Это место не случайно выбрано для первого памятника жертвам Свирьлага. Там с 1931 года находился штаб второго отделения свирских лагерей, расположенных возле реки Важинки, а также больница для узников. Помещали в нее практически безнадежных больных, изможденных изматывающей работой и полуголодным существованием. Вот как описывает их последние дни сын священника Александр Белинский: "...Один из лагпунктов отделения, где был лазарет для таких несчастных, можно было назвать городком живых трупов. Дизентерия, катары, язвы желудка, туберкулез и прочие спутники арестантов ежедневно уносили такое количество жертв, что в течение одного года при этом лагпункте выросло кладбище в 2 гектара, причем в одну могилу опускали по несколько трупов. Учет похороненных был поставлен плохо, так что иногда родственники долго разыскивали своего кормильца среди живых и, не обнаружив его, уезжали с русской надеждой на «авось». На мертвом поле, богатом бугорками, не было никаких могильных знаков. Прохожий не прочтет знакомого имени, не вспомнит добрым словом труженика, жертву садизма, выброшенного, как какая-то падаль...».

Хоронили умерших и расстрелянных всюду. По воспоминаниям старожилов, немало захоронений было вдоль притока Важинки – речки Мужалы. Останки жертв были случайно обнаружены во время дорожных работ чуть выше деревни Гришино.

«По решению местных жителей мы решили установить памятный знак на высоком холме, с которого открывается вид на реку, на деревню и на бескрайние леса, ставшие последним приютом для тысяч неповинных людей, - продолжает Петр Васильев. - Мужчины, женщины и дети из экопоселения «Гришино» помогали нам в этом деле. Вырубили кустарник. Несли камни, чтобы укрепить столбики памяти, положили у подножия цветы. Хотят сделать ступени и мостик, чтобы подниматься к памятному знаку было удобно. Появилась идея увековечивать фамилии узников, как это делается на Левашовском мемориальном кладбище. Речей здесь не было. Мы все просто помолчали, размышляя о лежащих в Присвирье репрессированных. На следующей неделе возле плиты будет установлен трехметровый крест. Он будет заметен с дороги, поэтому каждый сможет легко найти его и поклониться всем жертвам Свирьлага и репрессий тридцатых годов».

В 1931 году, неподалеку от Лодейного поля, на берегу реки Свирь, основывается один из первых концентрационных лагерей – он назывался Свирьлаг. На 10000 жителей Лодейного Поля приходилось от 30 до 48 тысяч узников в разные годы. СвирьЛАГу не посвящено ни одной научной монографии, о нём не упоминают учебники. Но об этом лагере помнят люди – потомки тех, кто видел, как создавался и как закрывался СвирьЛАГ. Казалось бы, эта тема много десятилетий была под запретом, страх должен был закрыть рты, но расспросы местных жителей показывают, что устная память о СвирьЛАГе жива.

» **Исходные данные**:
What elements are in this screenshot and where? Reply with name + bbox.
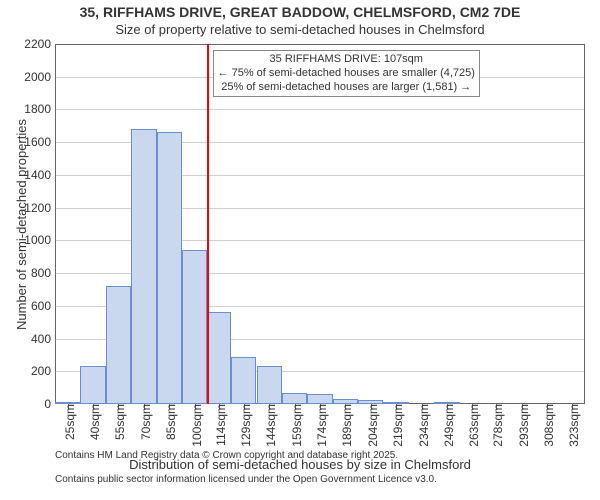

» **Что сделать**:
Проверьте по тексту о Свирьлаге, верны ли три утверждения. На каждое ответьте «да» или «нет» и дословно процитируйте слова текста, которые это решают.
1. С 1931 года в этом месте находился штаб второго отделения свирских лагерей.
2. У памятного знака произносили речи.
3. Свирьлагу посвящено несколько научных монографий.

» **Результат**:
1. Да: «Там с 1931 года находился штаб второго отделения свирских лагерей».
2. Нет: «Речей здесь не было».
3. Нет: «СвирьЛАГу не посвящено ни одной научной монографии».